What you need to do> Send each entry back exactly as given, pictures excluded.

Stored data>
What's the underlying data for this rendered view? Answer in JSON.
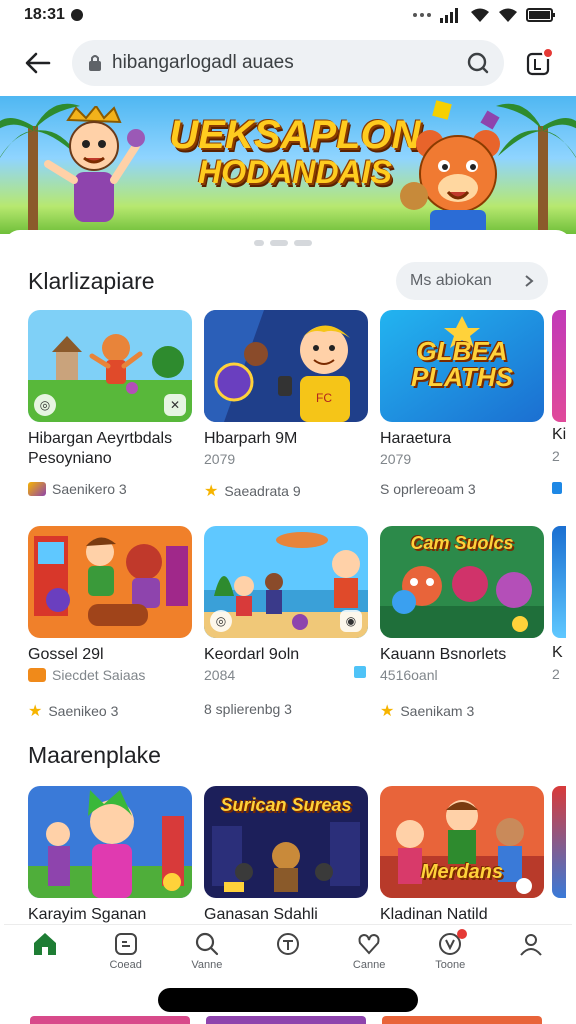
{
  "status": {
    "time": "18:31"
  },
  "search": {
    "query": "hibangarlogadl auaes"
  },
  "banner": {
    "line1": "UEKSAPLON",
    "line2": "HODANDAIS"
  },
  "section1": {
    "title": "Klarlizapiare",
    "more_label": "Ms abiokan",
    "cards": [
      {
        "name": "Hibargan Aeyrtbdals",
        "sub": "Pesoyniano",
        "meta": "Saenikero 3",
        "thumb_text": ""
      },
      {
        "name": "Hbarparh 9M",
        "sub": "2079",
        "meta": "Saeadrata 9",
        "thumb_text": ""
      },
      {
        "name": "Haraetura",
        "sub": "2079",
        "meta": "S oprlereoam 3",
        "thumb_text": "GLBEA PLATHS"
      },
      {
        "name": "Gossel 29l",
        "sub": "Siecdet Saiaas",
        "meta": "Saenikeo 3",
        "thumb_text": ""
      },
      {
        "name": "Keordarl 9oln",
        "sub": "2084",
        "meta": "8 splierenbg 3",
        "thumb_text": ""
      },
      {
        "name": "Kauann Bsnorlets",
        "sub": "4516oanl",
        "meta": "Saenikam 3",
        "thumb_text": "Cam Suolcs"
      }
    ],
    "edge_labels": [
      "Ki",
      "2",
      "K",
      "2"
    ]
  },
  "section2": {
    "title": "Maarenplake",
    "cards": [
      {
        "name": "Karayim Sganan",
        "thumb_text": ""
      },
      {
        "name": "Ganasan Sdahli",
        "thumb_text": "Surican Sureas"
      },
      {
        "name": "Kladinan Natild",
        "thumb_text": "Merdans"
      }
    ]
  },
  "nav": [
    {
      "label": "",
      "icon": "home-icon"
    },
    {
      "label": "Coead",
      "icon": "games-icon"
    },
    {
      "label": "Vanne",
      "icon": "search-icon"
    },
    {
      "label": "",
      "icon": "apps-icon"
    },
    {
      "label": "Canne",
      "icon": "heart-icon"
    },
    {
      "label": "Toone",
      "icon": "books-icon"
    },
    {
      "label": "",
      "icon": "profile-icon"
    }
  ],
  "colors": {
    "accent": "#1e7d34",
    "badge": "#e53935",
    "star": "#f6b400"
  }
}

The completed task>
What's the underlying data for this rendered view? Answer in JSON.
{
  "status": {
    "time": "18:31"
  },
  "search": {
    "query": "hibangarlogadl auaes"
  },
  "banner": {
    "line1": "UEKSAPLON",
    "line2": "HODANDAIS"
  },
  "section1": {
    "title": "Klarlizapiare",
    "more_label": "Ms abiokan",
    "cards": [
      {
        "name": "Hibargan Aeyrtbdals",
        "sub": "Pesoyniano",
        "meta": "Saenikero 3",
        "thumb_text": ""
      },
      {
        "name": "Hbarparh 9M",
        "sub": "2079",
        "meta": "Saeadrata 9",
        "thumb_text": ""
      },
      {
        "name": "Haraetura",
        "sub": "2079",
        "meta": "S oprlereoam 3",
        "thumb_text": "GLBEA PLATHS"
      },
      {
        "name": "Gossel 29l",
        "sub": "Siecdet Saiaas",
        "meta": "Saenikeo 3",
        "thumb_text": ""
      },
      {
        "name": "Keordarl 9oln",
        "sub": "2084",
        "meta": "8 splierenbg 3",
        "thumb_text": ""
      },
      {
        "name": "Kauann Bsnorlets",
        "sub": "4516oanl",
        "meta": "Saenikam 3",
        "thumb_text": "Cam Suolcs"
      }
    ],
    "edge_labels": [
      "Ki",
      "2",
      "K",
      "2"
    ]
  },
  "section2": {
    "title": "Maarenplake",
    "cards": [
      {
        "name": "Karayim Sganan",
        "thumb_text": ""
      },
      {
        "name": "Ganasan Sdahli",
        "thumb_text": "Surican Sureas"
      },
      {
        "name": "Kladinan Natild",
        "thumb_text": "Merdans"
      }
    ]
  },
  "nav": [
    {
      "label": "",
      "icon": "home-icon"
    },
    {
      "label": "Coead",
      "icon": "games-icon"
    },
    {
      "label": "Vanne",
      "icon": "search-icon"
    },
    {
      "label": "",
      "icon": "apps-icon"
    },
    {
      "label": "Canne",
      "icon": "heart-icon"
    },
    {
      "label": "Toone",
      "icon": "books-icon"
    },
    {
      "label": "",
      "icon": "profile-icon"
    }
  ],
  "colors": {
    "accent": "#1e7d34",
    "badge": "#e53935",
    "star": "#f6b400"
  }
}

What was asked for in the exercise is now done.